** Start of Available records **

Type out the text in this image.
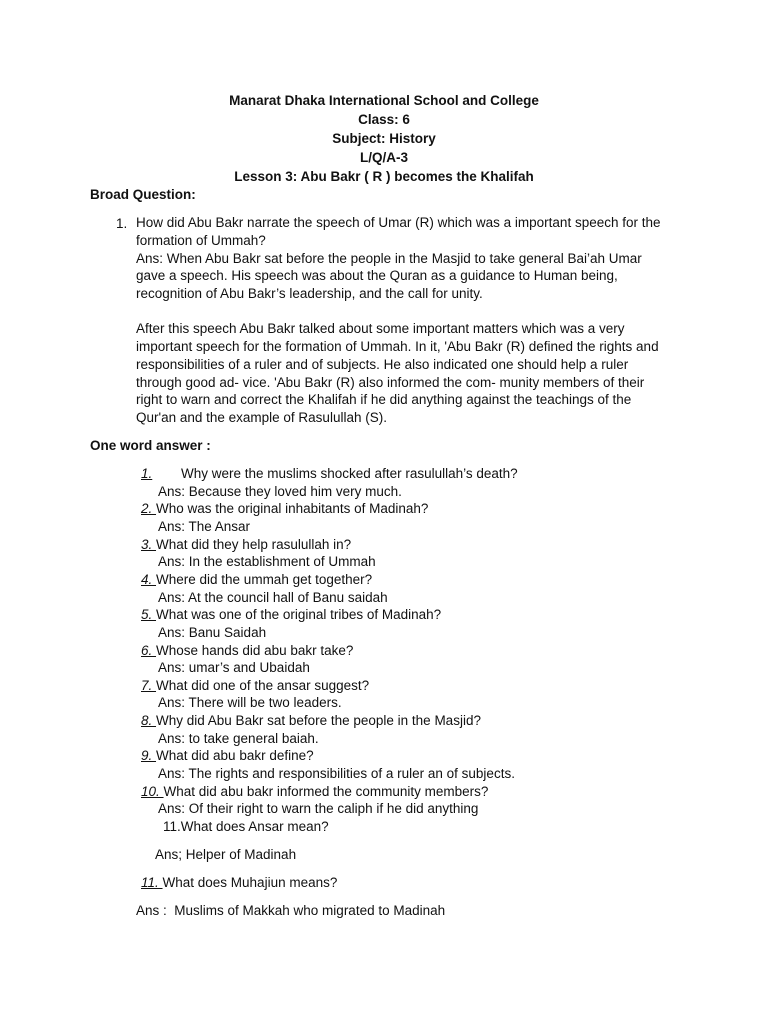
Manarat Dhaka International School and College
Class: 6
Subject: History
L/Q/A-3
Lesson 3: Abu Bakr ( R ) becomes the Khalifah
Broad Question:
1. How did Abu Bakr narrate the speech of Umar (R) which was a important speech for the
formation of Ummah?
Ans: When Abu Bakr sat before the people in the Masjid to take general Bai’ah Umar
gave a speech. His speech was about the Quran as a guidance to Human being,
recognition of Abu Bakr’s leadership, and the call for unity.
After this speech Abu Bakr talked about some important matters which was a very
important speech for the formation of Ummah. In it, 'Abu Bakr (R) defined the rights and
responsibilities of a ruler and of subjects. He also indicated one should help a ruler
through good ad- vice. 'Abu Bakr (R) also informed the com- munity members of their
right to warn and correct the Khalifah if he did anything against the teachings of the
Qur'an and the example of Rasulullah (S).
One word answer :
1.Why were the muslims shocked after rasulullah’s death?
Ans: Because they loved him very much.
2. Who was the original inhabitants of Madinah?
Ans: The Ansar
3. What did they help rasulullah in?
Ans: In the establishment of Ummah
4. Where did the ummah get together?
Ans: At the council hall of Banu saidah
5. What was one of the original tribes of Madinah?
Ans: Banu Saidah
6. Whose hands did abu bakr take?
Ans: umar’s and Ubaidah
7. What did one of the ansar suggest?
Ans: There will be two leaders.
8. Why did Abu Bakr sat before the people in the Masjid?
Ans: to take general baiah.
9. What did abu bakr define?
Ans: The rights and responsibilities of a ruler an of subjects.
10. What did abu bakr informed the community members?
Ans: Of their right to warn the caliph if he did anything
11.What does Ansar mean?
Ans; Helper of Madinah
11. What does Muhajiun means?
Ans :  Muslims of Makkah who migrated to Madinah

** End of Available records **

Job |
Pictures in the data above should not be copied; transcribe everything else exactly.

Exercise solution |
Type out the text in this image.
Manarat Dhaka International School and College
Class: 6
Subject: History
L/Q/A-3
Lesson 3: Abu Bakr ( R ) becomes the Khalifah
Broad Question:
1. How did Abu Bakr narrate the speech of Umar (R) which was a important speech for the
formation of Ummah?
Ans: When Abu Bakr sat before the people in the Masjid to take general Bai’ah Umar
gave a speech. His speech was about the Quran as a guidance to Human being,
recognition of Abu Bakr’s leadership, and the call for unity.
After this speech Abu Bakr talked about some important matters which was a very
important speech for the formation of Ummah. In it, 'Abu Bakr (R) defined the rights and
responsibilities of a ruler and of subjects. He also indicated one should help a ruler
through good ad- vice. 'Abu Bakr (R) also informed the com- munity members of their
right to warn and correct the Khalifah if he did anything against the teachings of the
Qur'an and the example of Rasulullah (S).
One word answer :
1.Why were the muslims shocked after rasulullah’s death?
Ans: Because they loved him very much.
2. Who was the original inhabitants of Madinah?
Ans: The Ansar
3. What did they help rasulullah in?
Ans: In the establishment of Ummah
4. Where did the ummah get together?
Ans: At the council hall of Banu saidah
5. What was one of the original tribes of Madinah?
Ans: Banu Saidah
6. Whose hands did abu bakr take?
Ans: umar’s and Ubaidah
7. What did one of the ansar suggest?
Ans: There will be two leaders.
8. Why did Abu Bakr sat before the people in the Masjid?
Ans: to take general baiah.
9. What did abu bakr define?
Ans: The rights and responsibilities of a ruler an of subjects.
10. What did abu bakr informed the community members?
Ans: Of their right to warn the caliph if he did anything
11.What does Ansar mean?
Ans; Helper of Madinah
11. What does Muhajiun means?
Ans :  Muslims of Makkah who migrated to Madinah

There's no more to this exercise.